### Your objective
Repeat, line for line, the entries printed below.
▼▼▼
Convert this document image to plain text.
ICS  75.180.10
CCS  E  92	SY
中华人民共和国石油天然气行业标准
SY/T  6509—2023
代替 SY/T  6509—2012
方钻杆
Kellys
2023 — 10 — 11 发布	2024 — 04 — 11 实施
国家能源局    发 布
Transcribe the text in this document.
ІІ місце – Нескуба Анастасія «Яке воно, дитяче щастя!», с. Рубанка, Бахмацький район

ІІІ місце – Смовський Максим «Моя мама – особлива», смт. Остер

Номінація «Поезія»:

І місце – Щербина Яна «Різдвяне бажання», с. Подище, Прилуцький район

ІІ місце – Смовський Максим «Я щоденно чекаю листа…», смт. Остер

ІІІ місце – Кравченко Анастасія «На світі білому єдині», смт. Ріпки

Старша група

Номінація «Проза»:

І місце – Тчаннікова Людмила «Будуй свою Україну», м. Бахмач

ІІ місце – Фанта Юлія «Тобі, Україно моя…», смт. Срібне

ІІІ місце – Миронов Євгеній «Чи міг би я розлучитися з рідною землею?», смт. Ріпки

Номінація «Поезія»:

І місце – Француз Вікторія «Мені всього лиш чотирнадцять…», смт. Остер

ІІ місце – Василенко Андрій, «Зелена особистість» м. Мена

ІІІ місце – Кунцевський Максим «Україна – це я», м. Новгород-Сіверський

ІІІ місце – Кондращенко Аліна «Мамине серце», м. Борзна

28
▲▲▲
### Result of this exercise
Convert this document image to plain text.
ICS  75.180.10
CCS  E  92	SY
中华人民共和国石油天然气行业标准
SY/T  6509—2023
代替 SY/T  6509—2012
方钻杆
Kellys
2023 — 10 — 11 发布	2024 — 04 — 11 实施
国家能源局    发 布
Transcribe the text in this document.
ІІ місце – Нескуба Анастасія «Яке воно, дитяче щастя!», с. Рубанка, Бахмацький район

ІІІ місце – Смовський Максим «Моя мама – особлива», смт. Остер

Номінація «Поезія»:

І місце – Щербина Яна «Різдвяне бажання», с. Подище, Прилуцький район

ІІ місце – Смовський Максим «Я щоденно чекаю листа…», смт. Остер

ІІІ місце – Кравченко Анастасія «На світі білому єдині», смт. Ріпки

Старша група

Номінація «Проза»:

І місце – Тчаннікова Людмила «Будуй свою Україну», м. Бахмач

ІІ місце – Фанта Юлія «Тобі, Україно моя…», смт. Срібне

ІІІ місце – Миронов Євгеній «Чи міг би я розлучитися з рідною землею?», смт. Ріпки

Номінація «Поезія»:

І місце – Француз Вікторія «Мені всього лиш чотирнадцять…», смт. Остер

ІІ місце – Василенко Андрій, «Зелена особистість» м. Мена

ІІІ місце – Кунцевський Максим «Україна – це я», м. Новгород-Сіверський

ІІІ місце – Кондращенко Аліна «Мамине серце», м. Борзна

28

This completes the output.